# Task requirements
Without the pictures, copy the entries below word for word.
## begin Entries shown
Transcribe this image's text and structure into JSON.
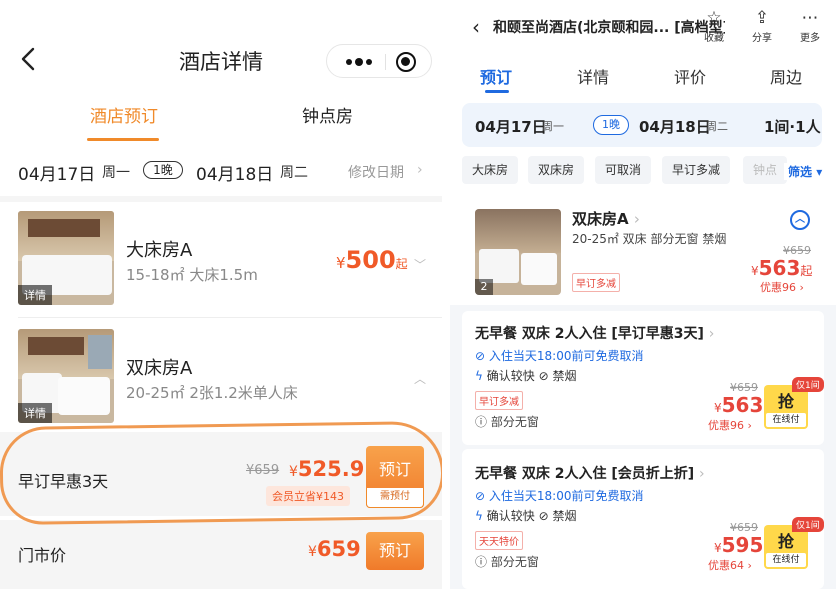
{
  "left": {
    "title": "酒店详情",
    "tabs": [
      "酒店预订",
      "钟点房"
    ],
    "dates": {
      "checkin": "04月17日",
      "checkin_week": "周一",
      "nights": "1晚",
      "checkout": "04月18日",
      "checkout_week": "周二",
      "change_label": "修改日期",
      "chevron": "›"
    },
    "rooms": [
      {
        "name": "大床房A",
        "desc": "15-18㎡  大床1.5m",
        "price_currency": "¥",
        "price": "500",
        "price_suffix": "起",
        "thumb_tag": "详情"
      },
      {
        "name": "双床房A",
        "desc": "20-25㎡  2张1.2米单人床",
        "thumb_tag": "详情"
      }
    ],
    "offers": [
      {
        "name": "早订早惠3天",
        "orig": "¥659",
        "price_currency": "¥",
        "price": "525.9",
        "member_note": "会员立省¥143",
        "book_label": "预订",
        "book_sub": "需预付"
      },
      {
        "name": "门市价",
        "price_currency": "¥",
        "price": "659",
        "book_label": "预订"
      }
    ]
  },
  "right": {
    "header": {
      "back": "‹",
      "title": "和颐至尚酒店(北京颐和园... [高档型]",
      "icons": [
        {
          "name": "star-icon",
          "glyph": "☆",
          "label": "收藏"
        },
        {
          "name": "share-icon",
          "glyph": "⇪",
          "label": "分享"
        },
        {
          "name": "more-icon",
          "glyph": "⋯",
          "label": "更多"
        }
      ]
    },
    "tabs": [
      "预订",
      "详情",
      "评价",
      "周边"
    ],
    "dates": {
      "checkin": "04月17日",
      "checkin_week": "周一",
      "nights": "1晚",
      "checkout": "04月18日",
      "checkout_week": "周二",
      "occupancy": "1间·1人"
    },
    "chips": [
      "大床房",
      "双床房",
      "可取消",
      "早订多减",
      "钟点"
    ],
    "filter_label": "筛选",
    "room": {
      "name": "双床房A",
      "desc": "20-25㎡ 双床 部分无窗 禁烟",
      "tag": "早订多减",
      "orig": "¥659",
      "price_currency": "¥",
      "price": "563",
      "price_suffix": "起",
      "discount": "优惠96",
      "thumb_count": "2"
    },
    "plans": [
      {
        "name": "无早餐 双床 2人入住 [早订早惠3天]",
        "cancel": "入住当天18:00前可免费取消",
        "confirm": "确认较快",
        "smoke": "禁烟",
        "tag": "早订多减",
        "window": "部分无窗",
        "orig": "¥659",
        "price_currency": "¥",
        "price": "563",
        "discount": "优惠96",
        "only": "仅1间",
        "grab": "抢",
        "pay": "在线付"
      },
      {
        "name": "无早餐 双床 2人入住 [会员折上折]",
        "cancel": "入住当天18:00前可免费取消",
        "confirm": "确认较快",
        "smoke": "禁烟",
        "tag": "天天特价",
        "window": "部分无窗",
        "orig": "¥659",
        "price_currency": "¥",
        "price": "595",
        "discount": "优惠64",
        "only": "仅1间",
        "grab": "抢",
        "pay": "在线付"
      }
    ]
  },
  "colors": {
    "left_accent": "#f08a2a",
    "price_red": "#f05a28",
    "right_accent": "#1f6ae0",
    "annotation_circle": "#f09a52",
    "grab_yellow": "#ffd84a"
  }
}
## end Entries shown
# Completed task
Transcribe this image's text and structure into JSON.
{
  "left": {
    "title": "酒店详情",
    "tabs": [
      "酒店预订",
      "钟点房"
    ],
    "dates": {
      "checkin": "04月17日",
      "checkin_week": "周一",
      "nights": "1晚",
      "checkout": "04月18日",
      "checkout_week": "周二",
      "change_label": "修改日期",
      "chevron": "›"
    },
    "rooms": [
      {
        "name": "大床房A",
        "desc": "15-18㎡  大床1.5m",
        "price_currency": "¥",
        "price": "500",
        "price_suffix": "起",
        "thumb_tag": "详情"
      },
      {
        "name": "双床房A",
        "desc": "20-25㎡  2张1.2米单人床",
        "thumb_tag": "详情"
      }
    ],
    "offers": [
      {
        "name": "早订早惠3天",
        "orig": "¥659",
        "price_currency": "¥",
        "price": "525.9",
        "member_note": "会员立省¥143",
        "book_label": "预订",
        "book_sub": "需预付"
      },
      {
        "name": "门市价",
        "price_currency": "¥",
        "price": "659",
        "book_label": "预订"
      }
    ]
  },
  "right": {
    "header": {
      "back": "‹",
      "title": "和颐至尚酒店(北京颐和园... [高档型]",
      "icons": [
        {
          "name": "star-icon",
          "glyph": "☆",
          "label": "收藏"
        },
        {
          "name": "share-icon",
          "glyph": "⇪",
          "label": "分享"
        },
        {
          "name": "more-icon",
          "glyph": "⋯",
          "label": "更多"
        }
      ]
    },
    "tabs": [
      "预订",
      "详情",
      "评价",
      "周边"
    ],
    "dates": {
      "checkin": "04月17日",
      "checkin_week": "周一",
      "nights": "1晚",
      "checkout": "04月18日",
      "checkout_week": "周二",
      "occupancy": "1间·1人"
    },
    "chips": [
      "大床房",
      "双床房",
      "可取消",
      "早订多减",
      "钟点"
    ],
    "filter_label": "筛选",
    "room": {
      "name": "双床房A",
      "desc": "20-25㎡ 双床 部分无窗 禁烟",
      "tag": "早订多减",
      "orig": "¥659",
      "price_currency": "¥",
      "price": "563",
      "price_suffix": "起",
      "discount": "优惠96",
      "thumb_count": "2"
    },
    "plans": [
      {
        "name": "无早餐 双床 2人入住 [早订早惠3天]",
        "cancel": "入住当天18:00前可免费取消",
        "confirm": "确认较快",
        "smoke": "禁烟",
        "tag": "早订多减",
        "window": "部分无窗",
        "orig": "¥659",
        "price_currency": "¥",
        "price": "563",
        "discount": "优惠96",
        "only": "仅1间",
        "grab": "抢",
        "pay": "在线付"
      },
      {
        "name": "无早餐 双床 2人入住 [会员折上折]",
        "cancel": "入住当天18:00前可免费取消",
        "confirm": "确认较快",
        "smoke": "禁烟",
        "tag": "天天特价",
        "window": "部分无窗",
        "orig": "¥659",
        "price_currency": "¥",
        "price": "595",
        "discount": "优惠64",
        "only": "仅1间",
        "grab": "抢",
        "pay": "在线付"
      }
    ]
  },
  "colors": {
    "left_accent": "#f08a2a",
    "price_red": "#f05a28",
    "right_accent": "#1f6ae0",
    "annotation_circle": "#f09a52",
    "grab_yellow": "#ffd84a"
  }
}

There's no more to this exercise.